* _Task details_: Present the following entries again, word for word and in full.

(Items listed in a dataset)
********
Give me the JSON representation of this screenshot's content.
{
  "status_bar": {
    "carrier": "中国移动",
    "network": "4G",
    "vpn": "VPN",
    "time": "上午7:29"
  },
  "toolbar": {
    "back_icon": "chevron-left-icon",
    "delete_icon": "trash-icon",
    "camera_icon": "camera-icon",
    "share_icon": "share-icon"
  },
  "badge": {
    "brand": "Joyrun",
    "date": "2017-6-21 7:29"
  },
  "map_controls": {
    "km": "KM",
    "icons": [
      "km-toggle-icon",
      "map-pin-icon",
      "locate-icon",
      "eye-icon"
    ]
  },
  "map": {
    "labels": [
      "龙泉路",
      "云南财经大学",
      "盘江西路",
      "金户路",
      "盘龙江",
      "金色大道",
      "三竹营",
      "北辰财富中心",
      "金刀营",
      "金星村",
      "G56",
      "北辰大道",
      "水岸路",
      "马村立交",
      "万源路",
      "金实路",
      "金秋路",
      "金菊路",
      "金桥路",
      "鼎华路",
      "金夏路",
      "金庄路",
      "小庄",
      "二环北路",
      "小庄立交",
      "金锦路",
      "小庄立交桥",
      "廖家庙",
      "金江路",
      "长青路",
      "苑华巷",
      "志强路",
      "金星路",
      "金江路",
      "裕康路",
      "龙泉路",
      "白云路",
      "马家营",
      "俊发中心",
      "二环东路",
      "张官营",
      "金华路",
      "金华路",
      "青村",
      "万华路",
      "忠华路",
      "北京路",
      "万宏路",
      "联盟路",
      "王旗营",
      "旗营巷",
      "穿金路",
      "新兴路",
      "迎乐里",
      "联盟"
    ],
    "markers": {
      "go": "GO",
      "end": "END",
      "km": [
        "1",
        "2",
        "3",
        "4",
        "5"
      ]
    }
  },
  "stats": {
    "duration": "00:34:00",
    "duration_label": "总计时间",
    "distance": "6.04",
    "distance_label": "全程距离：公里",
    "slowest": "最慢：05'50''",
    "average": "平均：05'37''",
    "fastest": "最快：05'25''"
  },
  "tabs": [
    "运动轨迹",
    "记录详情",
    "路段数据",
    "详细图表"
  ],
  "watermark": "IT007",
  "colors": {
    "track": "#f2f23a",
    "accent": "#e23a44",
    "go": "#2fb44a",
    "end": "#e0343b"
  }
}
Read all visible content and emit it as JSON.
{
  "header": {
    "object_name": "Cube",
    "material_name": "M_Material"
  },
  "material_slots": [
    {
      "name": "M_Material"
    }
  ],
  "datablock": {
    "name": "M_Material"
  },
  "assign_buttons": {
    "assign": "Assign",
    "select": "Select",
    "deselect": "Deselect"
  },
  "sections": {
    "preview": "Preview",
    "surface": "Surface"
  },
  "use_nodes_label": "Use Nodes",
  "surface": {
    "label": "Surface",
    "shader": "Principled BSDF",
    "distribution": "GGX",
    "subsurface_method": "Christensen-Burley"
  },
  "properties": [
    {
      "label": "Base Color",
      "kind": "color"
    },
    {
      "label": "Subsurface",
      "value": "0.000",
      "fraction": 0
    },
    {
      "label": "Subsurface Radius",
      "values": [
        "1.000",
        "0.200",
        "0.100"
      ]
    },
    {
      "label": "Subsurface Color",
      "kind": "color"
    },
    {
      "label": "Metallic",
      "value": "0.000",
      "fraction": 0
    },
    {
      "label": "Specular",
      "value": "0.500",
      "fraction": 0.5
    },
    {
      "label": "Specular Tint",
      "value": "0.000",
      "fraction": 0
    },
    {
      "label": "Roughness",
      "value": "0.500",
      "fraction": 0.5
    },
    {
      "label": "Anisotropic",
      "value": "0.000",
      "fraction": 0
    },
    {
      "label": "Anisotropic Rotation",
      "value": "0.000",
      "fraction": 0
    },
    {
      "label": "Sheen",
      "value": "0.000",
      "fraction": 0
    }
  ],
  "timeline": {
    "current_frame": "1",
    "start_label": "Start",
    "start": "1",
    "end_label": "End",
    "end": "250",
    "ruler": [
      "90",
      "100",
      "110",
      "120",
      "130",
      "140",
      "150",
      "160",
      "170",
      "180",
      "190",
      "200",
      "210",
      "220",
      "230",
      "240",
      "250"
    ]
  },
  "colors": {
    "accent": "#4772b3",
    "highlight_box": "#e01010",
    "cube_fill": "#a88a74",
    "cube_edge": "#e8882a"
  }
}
********
* _The response_:
Give me the JSON representation of this screenshot's content.
{
  "status_bar": {
    "carrier": "中国移动",
    "network": "4G",
    "vpn": "VPN",
    "time": "上午7:29"
  },
  "toolbar": {
    "back_icon": "chevron-left-icon",
    "delete_icon": "trash-icon",
    "camera_icon": "camera-icon",
    "share_icon": "share-icon"
  },
  "badge": {
    "brand": "Joyrun",
    "date": "2017-6-21 7:29"
  },
  "map_controls": {
    "km": "KM",
    "icons": [
      "km-toggle-icon",
      "map-pin-icon",
      "locate-icon",
      "eye-icon"
    ]
  },
  "map": {
    "labels": [
      "龙泉路",
      "云南财经大学",
      "盘江西路",
      "金户路",
      "盘龙江",
      "金色大道",
      "三竹营",
      "北辰财富中心",
      "金刀营",
      "金星村",
      "G56",
      "北辰大道",
      "水岸路",
      "马村立交",
      "万源路",
      "金实路",
      "金秋路",
      "金菊路",
      "金桥路",
      "鼎华路",
      "金夏路",
      "金庄路",
      "小庄",
      "二环北路",
      "小庄立交",
      "金锦路",
      "小庄立交桥",
      "廖家庙",
      "金江路",
      "长青路",
      "苑华巷",
      "志强路",
      "金星路",
      "金江路",
      "裕康路",
      "龙泉路",
      "白云路",
      "马家营",
      "俊发中心",
      "二环东路",
      "张官营",
      "金华路",
      "金华路",
      "青村",
      "万华路",
      "忠华路",
      "北京路",
      "万宏路",
      "联盟路",
      "王旗营",
      "旗营巷",
      "穿金路",
      "新兴路",
      "迎乐里",
      "联盟"
    ],
    "markers": {
      "go": "GO",
      "end": "END",
      "km": [
        "1",
        "2",
        "3",
        "4",
        "5"
      ]
    }
  },
  "stats": {
    "duration": "00:34:00",
    "duration_label": "总计时间",
    "distance": "6.04",
    "distance_label": "全程距离：公里",
    "slowest": "最慢：05'50''",
    "average": "平均：05'37''",
    "fastest": "最快：05'25''"
  },
  "tabs": [
    "运动轨迹",
    "记录详情",
    "路段数据",
    "详细图表"
  ],
  "watermark": "IT007",
  "colors": {
    "track": "#f2f23a",
    "accent": "#e23a44",
    "go": "#2fb44a",
    "end": "#e0343b"
  }
}
Read all visible content and emit it as JSON.
{
  "header": {
    "object_name": "Cube",
    "material_name": "M_Material"
  },
  "material_slots": [
    {
      "name": "M_Material"
    }
  ],
  "datablock": {
    "name": "M_Material"
  },
  "assign_buttons": {
    "assign": "Assign",
    "select": "Select",
    "deselect": "Deselect"
  },
  "sections": {
    "preview": "Preview",
    "surface": "Surface"
  },
  "use_nodes_label": "Use Nodes",
  "surface": {
    "label": "Surface",
    "shader": "Principled BSDF",
    "distribution": "GGX",
    "subsurface_method": "Christensen-Burley"
  },
  "properties": [
    {
      "label": "Base Color",
      "kind": "color"
    },
    {
      "label": "Subsurface",
      "value": "0.000",
      "fraction": 0
    },
    {
      "label": "Subsurface Radius",
      "values": [
        "1.000",
        "0.200",
        "0.100"
      ]
    },
    {
      "label": "Subsurface Color",
      "kind": "color"
    },
    {
      "label": "Metallic",
      "value": "0.000",
      "fraction": 0
    },
    {
      "label": "Specular",
      "value": "0.500",
      "fraction": 0.5
    },
    {
      "label": "Specular Tint",
      "value": "0.000",
      "fraction": 0
    },
    {
      "label": "Roughness",
      "value": "0.500",
      "fraction": 0.5
    },
    {
      "label": "Anisotropic",
      "value": "0.000",
      "fraction": 0
    },
    {
      "label": "Anisotropic Rotation",
      "value": "0.000",
      "fraction": 0
    },
    {
      "label": "Sheen",
      "value": "0.000",
      "fraction": 0
    }
  ],
  "timeline": {
    "current_frame": "1",
    "start_label": "Start",
    "start": "1",
    "end_label": "End",
    "end": "250",
    "ruler": [
      "90",
      "100",
      "110",
      "120",
      "130",
      "140",
      "150",
      "160",
      "170",
      "180",
      "190",
      "200",
      "210",
      "220",
      "230",
      "240",
      "250"
    ]
  },
  "colors": {
    "accent": "#4772b3",
    "highlight_box": "#e01010",
    "cube_fill": "#a88a74",
    "cube_edge": "#e8882a"
  }
}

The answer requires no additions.